Source records
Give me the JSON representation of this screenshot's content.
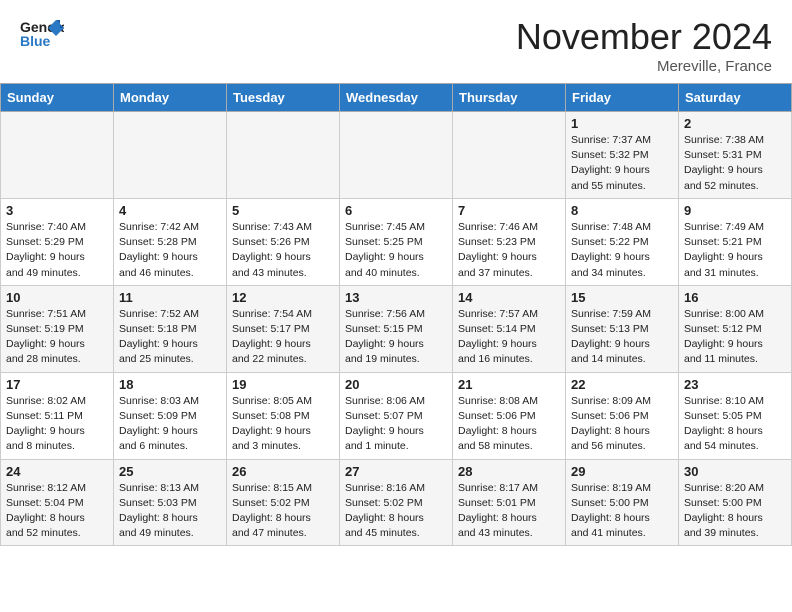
{
  "header": {
    "logo_line1": "General",
    "logo_line2": "Blue",
    "month": "November 2024",
    "location": "Mereville, France"
  },
  "weekdays": [
    "Sunday",
    "Monday",
    "Tuesday",
    "Wednesday",
    "Thursday",
    "Friday",
    "Saturday"
  ],
  "weeks": [
    [
      {
        "day": "",
        "info": ""
      },
      {
        "day": "",
        "info": ""
      },
      {
        "day": "",
        "info": ""
      },
      {
        "day": "",
        "info": ""
      },
      {
        "day": "",
        "info": ""
      },
      {
        "day": "1",
        "info": "Sunrise: 7:37 AM\nSunset: 5:32 PM\nDaylight: 9 hours\nand 55 minutes."
      },
      {
        "day": "2",
        "info": "Sunrise: 7:38 AM\nSunset: 5:31 PM\nDaylight: 9 hours\nand 52 minutes."
      }
    ],
    [
      {
        "day": "3",
        "info": "Sunrise: 7:40 AM\nSunset: 5:29 PM\nDaylight: 9 hours\nand 49 minutes."
      },
      {
        "day": "4",
        "info": "Sunrise: 7:42 AM\nSunset: 5:28 PM\nDaylight: 9 hours\nand 46 minutes."
      },
      {
        "day": "5",
        "info": "Sunrise: 7:43 AM\nSunset: 5:26 PM\nDaylight: 9 hours\nand 43 minutes."
      },
      {
        "day": "6",
        "info": "Sunrise: 7:45 AM\nSunset: 5:25 PM\nDaylight: 9 hours\nand 40 minutes."
      },
      {
        "day": "7",
        "info": "Sunrise: 7:46 AM\nSunset: 5:23 PM\nDaylight: 9 hours\nand 37 minutes."
      },
      {
        "day": "8",
        "info": "Sunrise: 7:48 AM\nSunset: 5:22 PM\nDaylight: 9 hours\nand 34 minutes."
      },
      {
        "day": "9",
        "info": "Sunrise: 7:49 AM\nSunset: 5:21 PM\nDaylight: 9 hours\nand 31 minutes."
      }
    ],
    [
      {
        "day": "10",
        "info": "Sunrise: 7:51 AM\nSunset: 5:19 PM\nDaylight: 9 hours\nand 28 minutes."
      },
      {
        "day": "11",
        "info": "Sunrise: 7:52 AM\nSunset: 5:18 PM\nDaylight: 9 hours\nand 25 minutes."
      },
      {
        "day": "12",
        "info": "Sunrise: 7:54 AM\nSunset: 5:17 PM\nDaylight: 9 hours\nand 22 minutes."
      },
      {
        "day": "13",
        "info": "Sunrise: 7:56 AM\nSunset: 5:15 PM\nDaylight: 9 hours\nand 19 minutes."
      },
      {
        "day": "14",
        "info": "Sunrise: 7:57 AM\nSunset: 5:14 PM\nDaylight: 9 hours\nand 16 minutes."
      },
      {
        "day": "15",
        "info": "Sunrise: 7:59 AM\nSunset: 5:13 PM\nDaylight: 9 hours\nand 14 minutes."
      },
      {
        "day": "16",
        "info": "Sunrise: 8:00 AM\nSunset: 5:12 PM\nDaylight: 9 hours\nand 11 minutes."
      }
    ],
    [
      {
        "day": "17",
        "info": "Sunrise: 8:02 AM\nSunset: 5:11 PM\nDaylight: 9 hours\nand 8 minutes."
      },
      {
        "day": "18",
        "info": "Sunrise: 8:03 AM\nSunset: 5:09 PM\nDaylight: 9 hours\nand 6 minutes."
      },
      {
        "day": "19",
        "info": "Sunrise: 8:05 AM\nSunset: 5:08 PM\nDaylight: 9 hours\nand 3 minutes."
      },
      {
        "day": "20",
        "info": "Sunrise: 8:06 AM\nSunset: 5:07 PM\nDaylight: 9 hours\nand 1 minute."
      },
      {
        "day": "21",
        "info": "Sunrise: 8:08 AM\nSunset: 5:06 PM\nDaylight: 8 hours\nand 58 minutes."
      },
      {
        "day": "22",
        "info": "Sunrise: 8:09 AM\nSunset: 5:06 PM\nDaylight: 8 hours\nand 56 minutes."
      },
      {
        "day": "23",
        "info": "Sunrise: 8:10 AM\nSunset: 5:05 PM\nDaylight: 8 hours\nand 54 minutes."
      }
    ],
    [
      {
        "day": "24",
        "info": "Sunrise: 8:12 AM\nSunset: 5:04 PM\nDaylight: 8 hours\nand 52 minutes."
      },
      {
        "day": "25",
        "info": "Sunrise: 8:13 AM\nSunset: 5:03 PM\nDaylight: 8 hours\nand 49 minutes."
      },
      {
        "day": "26",
        "info": "Sunrise: 8:15 AM\nSunset: 5:02 PM\nDaylight: 8 hours\nand 47 minutes."
      },
      {
        "day": "27",
        "info": "Sunrise: 8:16 AM\nSunset: 5:02 PM\nDaylight: 8 hours\nand 45 minutes."
      },
      {
        "day": "28",
        "info": "Sunrise: 8:17 AM\nSunset: 5:01 PM\nDaylight: 8 hours\nand 43 minutes."
      },
      {
        "day": "29",
        "info": "Sunrise: 8:19 AM\nSunset: 5:00 PM\nDaylight: 8 hours\nand 41 minutes."
      },
      {
        "day": "30",
        "info": "Sunrise: 8:20 AM\nSunset: 5:00 PM\nDaylight: 8 hours\nand 39 minutes."
      }
    ]
  ]
}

SHORT PROBLEM: The records above are to be quoted exactly, with all pictures left out.

CORRECT ANSWER:
Give me the JSON representation of this screenshot's content.
{
  "header": {
    "logo_line1": "General",
    "logo_line2": "Blue",
    "month": "November 2024",
    "location": "Mereville, France"
  },
  "weekdays": [
    "Sunday",
    "Monday",
    "Tuesday",
    "Wednesday",
    "Thursday",
    "Friday",
    "Saturday"
  ],
  "weeks": [
    [
      {
        "day": "",
        "info": ""
      },
      {
        "day": "",
        "info": ""
      },
      {
        "day": "",
        "info": ""
      },
      {
        "day": "",
        "info": ""
      },
      {
        "day": "",
        "info": ""
      },
      {
        "day": "1",
        "info": "Sunrise: 7:37 AM\nSunset: 5:32 PM\nDaylight: 9 hours\nand 55 minutes."
      },
      {
        "day": "2",
        "info": "Sunrise: 7:38 AM\nSunset: 5:31 PM\nDaylight: 9 hours\nand 52 minutes."
      }
    ],
    [
      {
        "day": "3",
        "info": "Sunrise: 7:40 AM\nSunset: 5:29 PM\nDaylight: 9 hours\nand 49 minutes."
      },
      {
        "day": "4",
        "info": "Sunrise: 7:42 AM\nSunset: 5:28 PM\nDaylight: 9 hours\nand 46 minutes."
      },
      {
        "day": "5",
        "info": "Sunrise: 7:43 AM\nSunset: 5:26 PM\nDaylight: 9 hours\nand 43 minutes."
      },
      {
        "day": "6",
        "info": "Sunrise: 7:45 AM\nSunset: 5:25 PM\nDaylight: 9 hours\nand 40 minutes."
      },
      {
        "day": "7",
        "info": "Sunrise: 7:46 AM\nSunset: 5:23 PM\nDaylight: 9 hours\nand 37 minutes."
      },
      {
        "day": "8",
        "info": "Sunrise: 7:48 AM\nSunset: 5:22 PM\nDaylight: 9 hours\nand 34 minutes."
      },
      {
        "day": "9",
        "info": "Sunrise: 7:49 AM\nSunset: 5:21 PM\nDaylight: 9 hours\nand 31 minutes."
      }
    ],
    [
      {
        "day": "10",
        "info": "Sunrise: 7:51 AM\nSunset: 5:19 PM\nDaylight: 9 hours\nand 28 minutes."
      },
      {
        "day": "11",
        "info": "Sunrise: 7:52 AM\nSunset: 5:18 PM\nDaylight: 9 hours\nand 25 minutes."
      },
      {
        "day": "12",
        "info": "Sunrise: 7:54 AM\nSunset: 5:17 PM\nDaylight: 9 hours\nand 22 minutes."
      },
      {
        "day": "13",
        "info": "Sunrise: 7:56 AM\nSunset: 5:15 PM\nDaylight: 9 hours\nand 19 minutes."
      },
      {
        "day": "14",
        "info": "Sunrise: 7:57 AM\nSunset: 5:14 PM\nDaylight: 9 hours\nand 16 minutes."
      },
      {
        "day": "15",
        "info": "Sunrise: 7:59 AM\nSunset: 5:13 PM\nDaylight: 9 hours\nand 14 minutes."
      },
      {
        "day": "16",
        "info": "Sunrise: 8:00 AM\nSunset: 5:12 PM\nDaylight: 9 hours\nand 11 minutes."
      }
    ],
    [
      {
        "day": "17",
        "info": "Sunrise: 8:02 AM\nSunset: 5:11 PM\nDaylight: 9 hours\nand 8 minutes."
      },
      {
        "day": "18",
        "info": "Sunrise: 8:03 AM\nSunset: 5:09 PM\nDaylight: 9 hours\nand 6 minutes."
      },
      {
        "day": "19",
        "info": "Sunrise: 8:05 AM\nSunset: 5:08 PM\nDaylight: 9 hours\nand 3 minutes."
      },
      {
        "day": "20",
        "info": "Sunrise: 8:06 AM\nSunset: 5:07 PM\nDaylight: 9 hours\nand 1 minute."
      },
      {
        "day": "21",
        "info": "Sunrise: 8:08 AM\nSunset: 5:06 PM\nDaylight: 8 hours\nand 58 minutes."
      },
      {
        "day": "22",
        "info": "Sunrise: 8:09 AM\nSunset: 5:06 PM\nDaylight: 8 hours\nand 56 minutes."
      },
      {
        "day": "23",
        "info": "Sunrise: 8:10 AM\nSunset: 5:05 PM\nDaylight: 8 hours\nand 54 minutes."
      }
    ],
    [
      {
        "day": "24",
        "info": "Sunrise: 8:12 AM\nSunset: 5:04 PM\nDaylight: 8 hours\nand 52 minutes."
      },
      {
        "day": "25",
        "info": "Sunrise: 8:13 AM\nSunset: 5:03 PM\nDaylight: 8 hours\nand 49 minutes."
      },
      {
        "day": "26",
        "info": "Sunrise: 8:15 AM\nSunset: 5:02 PM\nDaylight: 8 hours\nand 47 minutes."
      },
      {
        "day": "27",
        "info": "Sunrise: 8:16 AM\nSunset: 5:02 PM\nDaylight: 8 hours\nand 45 minutes."
      },
      {
        "day": "28",
        "info": "Sunrise: 8:17 AM\nSunset: 5:01 PM\nDaylight: 8 hours\nand 43 minutes."
      },
      {
        "day": "29",
        "info": "Sunrise: 8:19 AM\nSunset: 5:00 PM\nDaylight: 8 hours\nand 41 minutes."
      },
      {
        "day": "30",
        "info": "Sunrise: 8:20 AM\nSunset: 5:00 PM\nDaylight: 8 hours\nand 39 minutes."
      }
    ]
  ]
}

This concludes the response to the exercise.